Excerpt to read:
Processes long documents using a model with extended context length.

Notes

Available models include meta-llama/llama-4-maverick-17b-128e-instruct (131K context, default), deepseek-r1-distill-llama-70b, llama-3.3-70b-versatile, llama-3.1-8b-instant, mixtral-8x7b-32768, and gemma2-9b-it. Default response format is JSON.

Supported Models

Choose the appropriate Groq model based on your specific needs:

  • meta-llama/llama-4-scout-17b-16e-instruct - General purpose with balanced performance (16,384 tokens, Very Fast)
  • meta-llama/llama-4-maverick-17b-128e-instruct (default) - Long context tasks and document analysis (131,072 tokens, Fast)
  • deepseek-r1-distill-llama-70b - Advanced reasoning and complex problem solving (8,192 tokens, Fast)

Record list:

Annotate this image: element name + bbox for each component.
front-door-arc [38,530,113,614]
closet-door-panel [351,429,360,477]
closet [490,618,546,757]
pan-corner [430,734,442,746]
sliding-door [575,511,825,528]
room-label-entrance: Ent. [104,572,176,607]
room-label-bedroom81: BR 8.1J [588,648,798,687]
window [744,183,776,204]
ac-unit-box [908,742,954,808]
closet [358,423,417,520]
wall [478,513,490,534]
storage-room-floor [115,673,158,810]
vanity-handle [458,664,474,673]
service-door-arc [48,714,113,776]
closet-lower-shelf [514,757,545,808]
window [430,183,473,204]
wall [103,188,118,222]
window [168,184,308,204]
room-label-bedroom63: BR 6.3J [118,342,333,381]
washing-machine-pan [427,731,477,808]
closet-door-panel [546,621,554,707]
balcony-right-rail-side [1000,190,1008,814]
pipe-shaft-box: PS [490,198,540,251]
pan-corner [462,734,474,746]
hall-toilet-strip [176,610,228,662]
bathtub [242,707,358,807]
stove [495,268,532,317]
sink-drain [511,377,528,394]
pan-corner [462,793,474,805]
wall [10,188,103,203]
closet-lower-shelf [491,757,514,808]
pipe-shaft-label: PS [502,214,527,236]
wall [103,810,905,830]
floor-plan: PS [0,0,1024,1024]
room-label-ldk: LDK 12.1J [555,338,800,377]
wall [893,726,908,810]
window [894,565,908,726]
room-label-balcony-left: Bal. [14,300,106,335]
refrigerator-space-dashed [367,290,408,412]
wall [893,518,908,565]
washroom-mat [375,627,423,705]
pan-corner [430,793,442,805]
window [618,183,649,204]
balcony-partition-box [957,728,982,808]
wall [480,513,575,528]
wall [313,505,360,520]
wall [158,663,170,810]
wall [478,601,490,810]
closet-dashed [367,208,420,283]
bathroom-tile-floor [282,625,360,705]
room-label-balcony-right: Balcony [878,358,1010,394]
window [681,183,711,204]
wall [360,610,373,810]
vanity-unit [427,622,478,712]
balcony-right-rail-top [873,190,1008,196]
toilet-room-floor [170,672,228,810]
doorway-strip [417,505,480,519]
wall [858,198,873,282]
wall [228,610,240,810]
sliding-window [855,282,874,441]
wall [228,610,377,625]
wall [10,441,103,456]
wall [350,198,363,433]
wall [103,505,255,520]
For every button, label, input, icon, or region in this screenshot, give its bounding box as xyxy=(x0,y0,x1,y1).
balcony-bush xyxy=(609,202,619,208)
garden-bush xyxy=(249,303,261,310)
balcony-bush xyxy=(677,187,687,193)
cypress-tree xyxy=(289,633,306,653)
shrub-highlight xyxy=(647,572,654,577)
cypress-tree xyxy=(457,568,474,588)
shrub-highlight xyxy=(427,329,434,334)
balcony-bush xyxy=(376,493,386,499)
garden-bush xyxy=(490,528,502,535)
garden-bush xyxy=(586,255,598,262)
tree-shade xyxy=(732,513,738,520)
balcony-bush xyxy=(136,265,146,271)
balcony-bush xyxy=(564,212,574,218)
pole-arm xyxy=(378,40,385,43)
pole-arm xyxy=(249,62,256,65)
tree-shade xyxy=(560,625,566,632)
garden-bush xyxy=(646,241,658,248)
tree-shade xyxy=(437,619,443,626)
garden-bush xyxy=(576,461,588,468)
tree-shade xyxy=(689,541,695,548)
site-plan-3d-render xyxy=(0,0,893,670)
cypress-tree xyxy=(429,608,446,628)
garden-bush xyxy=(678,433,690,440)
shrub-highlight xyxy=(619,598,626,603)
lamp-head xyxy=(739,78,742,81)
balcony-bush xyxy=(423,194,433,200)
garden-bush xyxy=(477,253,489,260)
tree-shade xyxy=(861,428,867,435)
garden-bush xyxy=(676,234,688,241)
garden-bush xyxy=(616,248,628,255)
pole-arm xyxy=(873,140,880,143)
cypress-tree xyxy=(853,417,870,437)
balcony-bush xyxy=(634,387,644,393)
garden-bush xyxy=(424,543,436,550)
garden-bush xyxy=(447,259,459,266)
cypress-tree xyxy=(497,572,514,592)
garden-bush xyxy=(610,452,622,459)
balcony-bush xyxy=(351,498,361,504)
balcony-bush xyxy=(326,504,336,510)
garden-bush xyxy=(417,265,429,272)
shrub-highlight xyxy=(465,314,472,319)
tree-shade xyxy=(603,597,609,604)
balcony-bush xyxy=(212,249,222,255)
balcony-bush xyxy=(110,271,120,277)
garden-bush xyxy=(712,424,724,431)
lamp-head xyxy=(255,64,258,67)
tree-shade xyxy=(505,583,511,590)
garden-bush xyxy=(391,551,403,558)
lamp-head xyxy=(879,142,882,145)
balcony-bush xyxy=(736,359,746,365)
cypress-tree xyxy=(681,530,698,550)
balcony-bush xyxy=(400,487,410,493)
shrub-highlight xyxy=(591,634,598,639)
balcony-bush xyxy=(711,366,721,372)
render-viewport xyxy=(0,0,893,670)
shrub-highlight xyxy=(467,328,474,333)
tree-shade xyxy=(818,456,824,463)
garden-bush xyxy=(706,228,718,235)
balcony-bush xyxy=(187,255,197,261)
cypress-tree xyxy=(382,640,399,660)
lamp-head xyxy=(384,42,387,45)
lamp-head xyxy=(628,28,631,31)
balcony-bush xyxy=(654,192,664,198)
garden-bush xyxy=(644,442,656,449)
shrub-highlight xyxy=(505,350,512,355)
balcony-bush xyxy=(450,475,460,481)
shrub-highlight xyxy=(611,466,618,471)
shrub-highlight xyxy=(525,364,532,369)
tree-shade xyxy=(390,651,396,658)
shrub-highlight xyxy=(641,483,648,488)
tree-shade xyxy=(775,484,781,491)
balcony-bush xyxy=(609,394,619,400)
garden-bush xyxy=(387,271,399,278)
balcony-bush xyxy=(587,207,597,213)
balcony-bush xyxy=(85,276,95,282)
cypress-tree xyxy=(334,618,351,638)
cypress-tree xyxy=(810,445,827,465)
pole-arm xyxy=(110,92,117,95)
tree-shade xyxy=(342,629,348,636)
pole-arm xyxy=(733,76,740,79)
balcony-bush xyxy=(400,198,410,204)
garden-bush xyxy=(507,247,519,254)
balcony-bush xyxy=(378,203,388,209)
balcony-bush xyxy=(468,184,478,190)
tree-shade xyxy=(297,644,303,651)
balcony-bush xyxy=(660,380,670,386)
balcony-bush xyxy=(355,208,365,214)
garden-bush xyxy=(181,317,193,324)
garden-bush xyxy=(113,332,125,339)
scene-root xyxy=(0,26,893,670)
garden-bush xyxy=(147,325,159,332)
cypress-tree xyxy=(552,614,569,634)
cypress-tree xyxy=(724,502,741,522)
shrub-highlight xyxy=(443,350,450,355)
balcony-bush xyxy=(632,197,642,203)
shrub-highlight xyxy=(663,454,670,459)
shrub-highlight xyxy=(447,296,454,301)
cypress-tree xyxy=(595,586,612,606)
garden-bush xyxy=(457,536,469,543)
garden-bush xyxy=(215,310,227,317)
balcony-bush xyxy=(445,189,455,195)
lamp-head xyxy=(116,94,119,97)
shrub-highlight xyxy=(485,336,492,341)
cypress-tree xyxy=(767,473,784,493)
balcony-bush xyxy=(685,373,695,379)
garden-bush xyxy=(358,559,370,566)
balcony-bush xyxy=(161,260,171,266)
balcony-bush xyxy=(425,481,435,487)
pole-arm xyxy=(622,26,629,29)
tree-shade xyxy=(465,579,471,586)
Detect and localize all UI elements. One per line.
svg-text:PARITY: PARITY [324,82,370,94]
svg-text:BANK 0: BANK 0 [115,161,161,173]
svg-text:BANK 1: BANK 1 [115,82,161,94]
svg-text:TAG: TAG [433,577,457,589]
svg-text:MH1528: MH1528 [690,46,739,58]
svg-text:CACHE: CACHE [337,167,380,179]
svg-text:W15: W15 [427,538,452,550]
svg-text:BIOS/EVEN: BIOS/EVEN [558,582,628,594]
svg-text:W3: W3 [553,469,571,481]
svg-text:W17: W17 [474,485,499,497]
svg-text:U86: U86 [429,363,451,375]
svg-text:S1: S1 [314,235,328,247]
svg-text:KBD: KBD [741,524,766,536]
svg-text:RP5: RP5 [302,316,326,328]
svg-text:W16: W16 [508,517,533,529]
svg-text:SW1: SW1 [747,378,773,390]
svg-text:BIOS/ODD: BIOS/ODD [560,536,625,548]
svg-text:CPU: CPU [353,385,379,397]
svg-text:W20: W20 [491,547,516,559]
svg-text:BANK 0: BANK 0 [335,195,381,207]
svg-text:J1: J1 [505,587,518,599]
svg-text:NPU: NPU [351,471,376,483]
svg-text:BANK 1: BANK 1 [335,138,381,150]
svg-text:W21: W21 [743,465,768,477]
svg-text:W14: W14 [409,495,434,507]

Tasks to carry out:
**1)** Copy the records from their first line through the line that contains "window [168,184,308,204]", with both of those lines included.
**2)** How would you continue the Groq model documentation from the point where it stops?

Answers to the tasks:
**1)**
Annotate this image: element name + bbox for each component.
front-door-arc [38,530,113,614]
closet-door-panel [351,429,360,477]
closet [490,618,546,757]
pan-corner [430,734,442,746]
sliding-door [575,511,825,528]
room-label-entrance: Ent. [104,572,176,607]
room-label-bedroom81: BR 8.1J [588,648,798,687]
window [744,183,776,204]
ac-unit-box [908,742,954,808]
closet [358,423,417,520]
wall [478,513,490,534]
storage-room-floor [115,673,158,810]
vanity-handle [458,664,474,673]
service-door-arc [48,714,113,776]
closet-lower-shelf [514,757,545,808]
window [430,183,473,204]
wall [103,188,118,222]
window [168,184,308,204]

**2)**
  • llama-3.3-70b-versatile - General purpose with high quality output (32,768 tokens, Fast)
  • llama-3.1-70b-versatile - Long context and versatile tasks (131,072 tokens, Fast)
  • llama-3.1-8b-instant - Quick responses with high throughput (131,072 tokens, Very Fast)
  • mixtral-8x7b-32768 - Multi-task capabilities with balanced performance (32,768 tokens, Fast)
  • gemma2-9b-it - Efficient processing for general tasks (8,192 tokens, Very Fast)

The default response format is JSON. Models are optimized for high-speed inference on Groq’s specialized hardware.